**What is needed**
Whenever a picture appears in the records, exclude it, and transcribe everything else exactly.

**Records provided**
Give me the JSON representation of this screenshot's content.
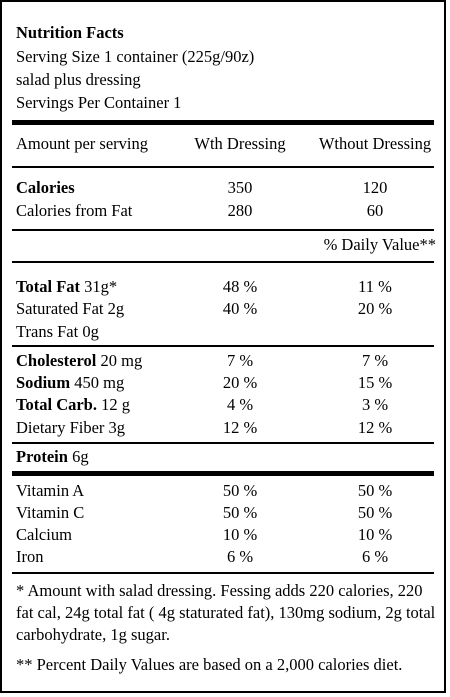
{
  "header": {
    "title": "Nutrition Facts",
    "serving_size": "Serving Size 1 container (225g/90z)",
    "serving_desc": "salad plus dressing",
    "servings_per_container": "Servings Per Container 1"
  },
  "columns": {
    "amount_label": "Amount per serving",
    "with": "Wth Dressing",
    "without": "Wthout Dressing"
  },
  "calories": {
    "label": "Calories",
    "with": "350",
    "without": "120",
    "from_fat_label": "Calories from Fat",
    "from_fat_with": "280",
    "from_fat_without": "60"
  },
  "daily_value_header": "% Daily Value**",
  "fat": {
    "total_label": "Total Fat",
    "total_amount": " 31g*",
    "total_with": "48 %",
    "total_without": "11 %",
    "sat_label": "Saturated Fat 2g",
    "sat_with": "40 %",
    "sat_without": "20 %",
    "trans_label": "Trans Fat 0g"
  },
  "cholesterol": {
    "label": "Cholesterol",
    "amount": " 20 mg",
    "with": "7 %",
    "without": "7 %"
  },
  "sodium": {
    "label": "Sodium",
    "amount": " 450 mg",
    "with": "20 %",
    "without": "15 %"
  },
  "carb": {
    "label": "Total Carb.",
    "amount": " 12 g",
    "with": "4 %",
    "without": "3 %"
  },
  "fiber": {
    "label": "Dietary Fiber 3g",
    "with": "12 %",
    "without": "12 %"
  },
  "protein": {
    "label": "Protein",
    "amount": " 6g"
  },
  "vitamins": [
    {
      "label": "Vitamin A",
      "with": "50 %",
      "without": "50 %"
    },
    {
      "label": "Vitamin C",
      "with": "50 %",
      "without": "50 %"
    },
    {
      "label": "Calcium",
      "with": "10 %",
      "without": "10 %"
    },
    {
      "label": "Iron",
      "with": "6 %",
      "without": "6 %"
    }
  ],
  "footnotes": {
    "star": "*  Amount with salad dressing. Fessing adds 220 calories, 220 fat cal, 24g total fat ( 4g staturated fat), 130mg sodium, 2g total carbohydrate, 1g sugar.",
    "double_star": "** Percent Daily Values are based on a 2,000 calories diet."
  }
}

**Completed exercise**
Give me the JSON representation of this screenshot's content.
{
  "header": {
    "title": "Nutrition Facts",
    "serving_size": "Serving Size 1 container (225g/90z)",
    "serving_desc": "salad plus dressing",
    "servings_per_container": "Servings Per Container 1"
  },
  "columns": {
    "amount_label": "Amount per serving",
    "with": "Wth Dressing",
    "without": "Wthout Dressing"
  },
  "calories": {
    "label": "Calories",
    "with": "350",
    "without": "120",
    "from_fat_label": "Calories from Fat",
    "from_fat_with": "280",
    "from_fat_without": "60"
  },
  "daily_value_header": "% Daily Value**",
  "fat": {
    "total_label": "Total Fat",
    "total_amount": " 31g*",
    "total_with": "48 %",
    "total_without": "11 %",
    "sat_label": "Saturated Fat 2g",
    "sat_with": "40 %",
    "sat_without": "20 %",
    "trans_label": "Trans Fat 0g"
  },
  "cholesterol": {
    "label": "Cholesterol",
    "amount": " 20 mg",
    "with": "7 %",
    "without": "7 %"
  },
  "sodium": {
    "label": "Sodium",
    "amount": " 450 mg",
    "with": "20 %",
    "without": "15 %"
  },
  "carb": {
    "label": "Total Carb.",
    "amount": " 12 g",
    "with": "4 %",
    "without": "3 %"
  },
  "fiber": {
    "label": "Dietary Fiber 3g",
    "with": "12 %",
    "without": "12 %"
  },
  "protein": {
    "label": "Protein",
    "amount": " 6g"
  },
  "vitamins": [
    {
      "label": "Vitamin A",
      "with": "50 %",
      "without": "50 %"
    },
    {
      "label": "Vitamin C",
      "with": "50 %",
      "without": "50 %"
    },
    {
      "label": "Calcium",
      "with": "10 %",
      "without": "10 %"
    },
    {
      "label": "Iron",
      "with": "6 %",
      "without": "6 %"
    }
  ],
  "footnotes": {
    "star": "*  Amount with salad dressing. Fessing adds 220 calories, 220 fat cal, 24g total fat ( 4g staturated fat), 130mg sodium, 2g total carbohydrate, 1g sugar.",
    "double_star": "** Percent Daily Values are based on a 2,000 calories diet."
  }
}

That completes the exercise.